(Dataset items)

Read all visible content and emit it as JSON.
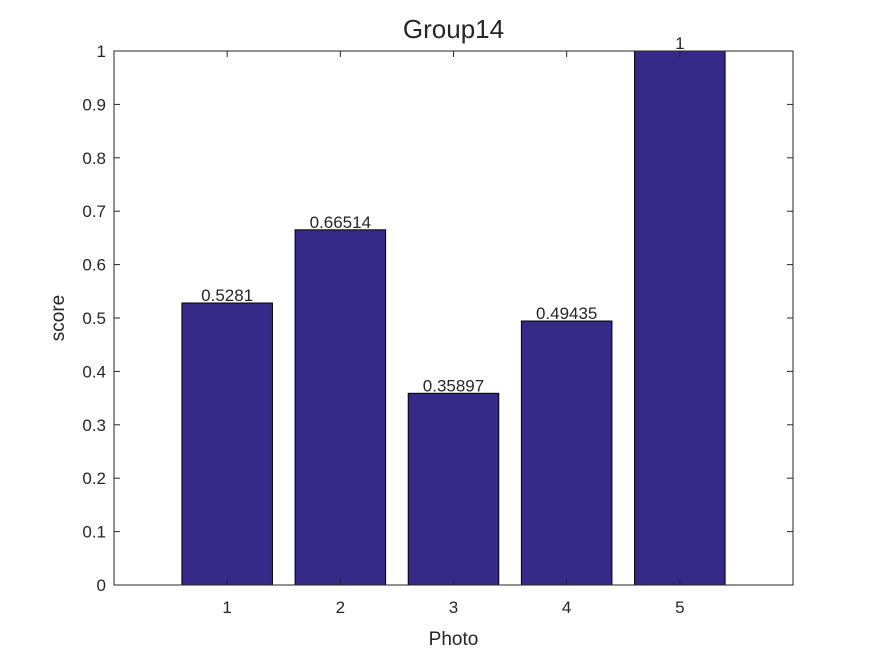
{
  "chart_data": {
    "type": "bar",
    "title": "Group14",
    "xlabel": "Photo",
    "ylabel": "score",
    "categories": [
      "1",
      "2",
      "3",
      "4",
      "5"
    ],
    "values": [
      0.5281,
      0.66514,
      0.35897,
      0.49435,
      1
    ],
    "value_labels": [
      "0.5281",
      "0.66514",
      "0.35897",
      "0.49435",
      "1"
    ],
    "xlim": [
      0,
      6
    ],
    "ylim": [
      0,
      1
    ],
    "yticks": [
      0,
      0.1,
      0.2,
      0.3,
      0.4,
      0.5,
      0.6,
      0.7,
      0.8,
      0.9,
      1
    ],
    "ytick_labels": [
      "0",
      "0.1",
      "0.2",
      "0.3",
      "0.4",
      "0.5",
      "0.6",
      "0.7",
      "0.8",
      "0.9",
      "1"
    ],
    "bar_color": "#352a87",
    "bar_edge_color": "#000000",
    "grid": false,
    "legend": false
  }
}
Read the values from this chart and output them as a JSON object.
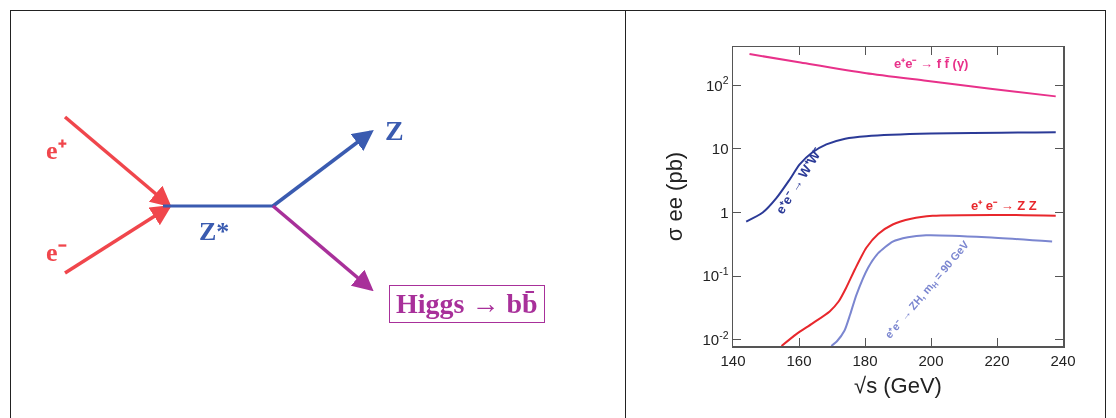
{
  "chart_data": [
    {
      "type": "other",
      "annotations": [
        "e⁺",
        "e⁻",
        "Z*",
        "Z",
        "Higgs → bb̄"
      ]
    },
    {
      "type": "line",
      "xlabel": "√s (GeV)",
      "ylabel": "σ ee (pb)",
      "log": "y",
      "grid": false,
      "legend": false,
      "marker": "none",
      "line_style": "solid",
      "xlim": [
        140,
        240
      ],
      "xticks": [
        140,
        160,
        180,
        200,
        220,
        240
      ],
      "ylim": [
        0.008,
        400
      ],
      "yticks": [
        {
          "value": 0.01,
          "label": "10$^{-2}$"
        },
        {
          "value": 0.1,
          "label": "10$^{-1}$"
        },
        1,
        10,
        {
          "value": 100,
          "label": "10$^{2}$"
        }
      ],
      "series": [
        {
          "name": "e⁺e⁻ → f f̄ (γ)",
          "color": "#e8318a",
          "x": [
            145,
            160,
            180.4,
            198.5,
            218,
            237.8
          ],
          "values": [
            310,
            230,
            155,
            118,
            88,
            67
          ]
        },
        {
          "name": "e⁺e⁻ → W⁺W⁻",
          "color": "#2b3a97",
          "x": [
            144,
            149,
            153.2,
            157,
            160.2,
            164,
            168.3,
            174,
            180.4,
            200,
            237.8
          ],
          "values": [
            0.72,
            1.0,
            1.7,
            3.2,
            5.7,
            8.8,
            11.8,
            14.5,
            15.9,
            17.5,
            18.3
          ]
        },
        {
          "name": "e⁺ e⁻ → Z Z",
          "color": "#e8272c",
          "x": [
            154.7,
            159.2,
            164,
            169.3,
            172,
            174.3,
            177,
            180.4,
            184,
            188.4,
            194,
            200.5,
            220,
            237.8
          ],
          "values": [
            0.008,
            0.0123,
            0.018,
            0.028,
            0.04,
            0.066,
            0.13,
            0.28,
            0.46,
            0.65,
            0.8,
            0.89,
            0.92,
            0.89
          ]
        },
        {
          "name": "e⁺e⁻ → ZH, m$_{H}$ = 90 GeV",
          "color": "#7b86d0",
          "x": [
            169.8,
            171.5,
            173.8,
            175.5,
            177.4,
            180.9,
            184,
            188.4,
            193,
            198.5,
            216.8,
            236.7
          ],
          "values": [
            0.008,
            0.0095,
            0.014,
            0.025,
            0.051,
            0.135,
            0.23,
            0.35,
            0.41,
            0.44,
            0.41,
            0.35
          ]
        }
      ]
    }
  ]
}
---
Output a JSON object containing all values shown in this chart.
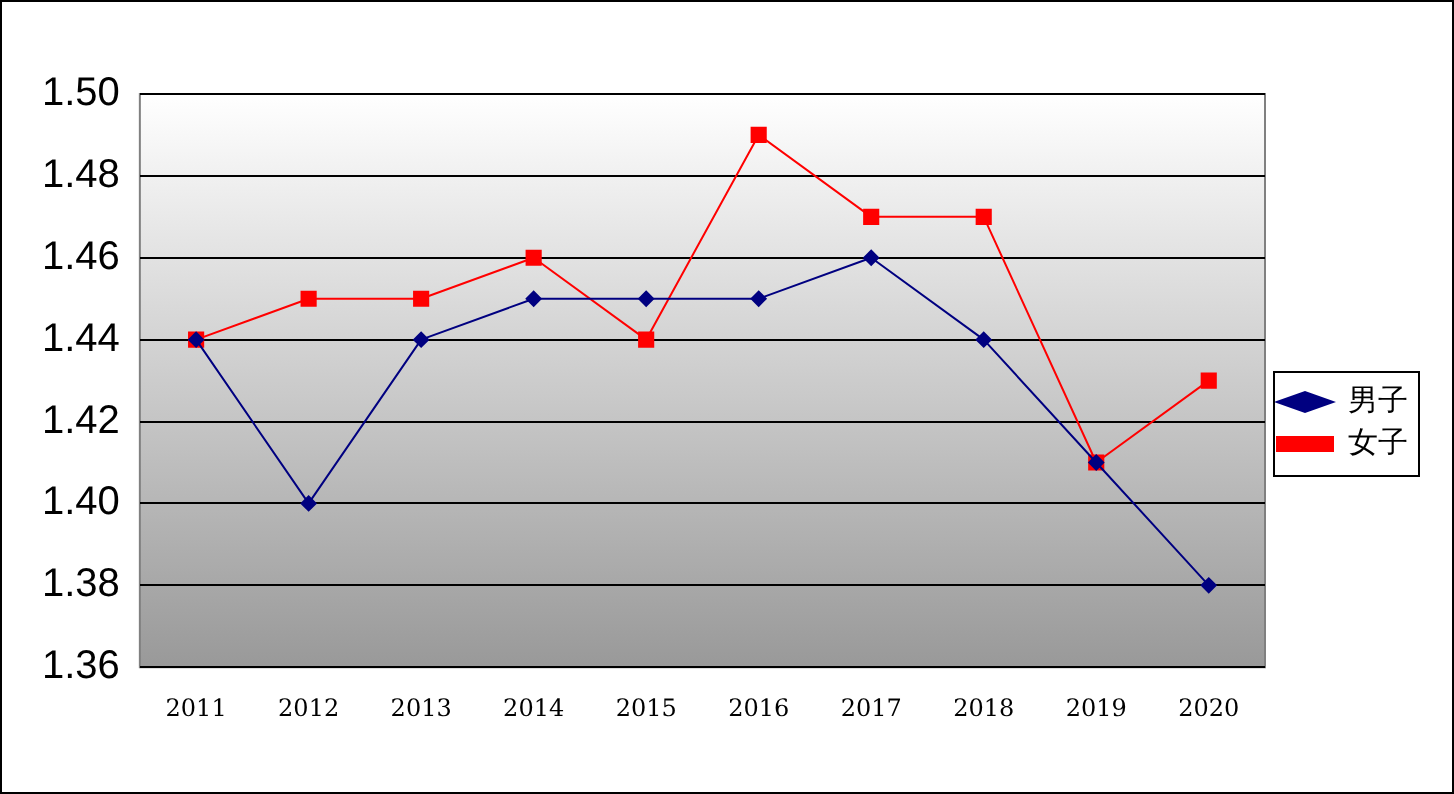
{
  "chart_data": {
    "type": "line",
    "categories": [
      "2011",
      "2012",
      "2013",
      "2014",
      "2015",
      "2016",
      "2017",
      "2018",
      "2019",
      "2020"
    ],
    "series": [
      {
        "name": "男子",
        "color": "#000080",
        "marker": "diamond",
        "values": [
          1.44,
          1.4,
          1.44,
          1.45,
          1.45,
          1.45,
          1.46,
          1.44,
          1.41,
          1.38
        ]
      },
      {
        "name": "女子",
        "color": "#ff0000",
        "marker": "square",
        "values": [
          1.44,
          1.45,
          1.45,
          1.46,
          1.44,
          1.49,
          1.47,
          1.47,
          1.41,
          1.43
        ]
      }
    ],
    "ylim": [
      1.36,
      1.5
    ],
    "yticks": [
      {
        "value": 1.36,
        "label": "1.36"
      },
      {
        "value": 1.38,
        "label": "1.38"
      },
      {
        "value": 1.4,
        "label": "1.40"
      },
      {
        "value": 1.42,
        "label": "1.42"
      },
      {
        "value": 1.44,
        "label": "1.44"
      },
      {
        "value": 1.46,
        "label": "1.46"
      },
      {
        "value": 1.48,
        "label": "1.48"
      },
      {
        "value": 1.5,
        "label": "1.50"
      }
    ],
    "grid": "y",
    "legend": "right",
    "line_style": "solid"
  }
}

Task details: Return every line containing "Read".

Solution to the problem:
Read all visible content and emit it as JSON.
Read the values from this chart and output them as a JSON object.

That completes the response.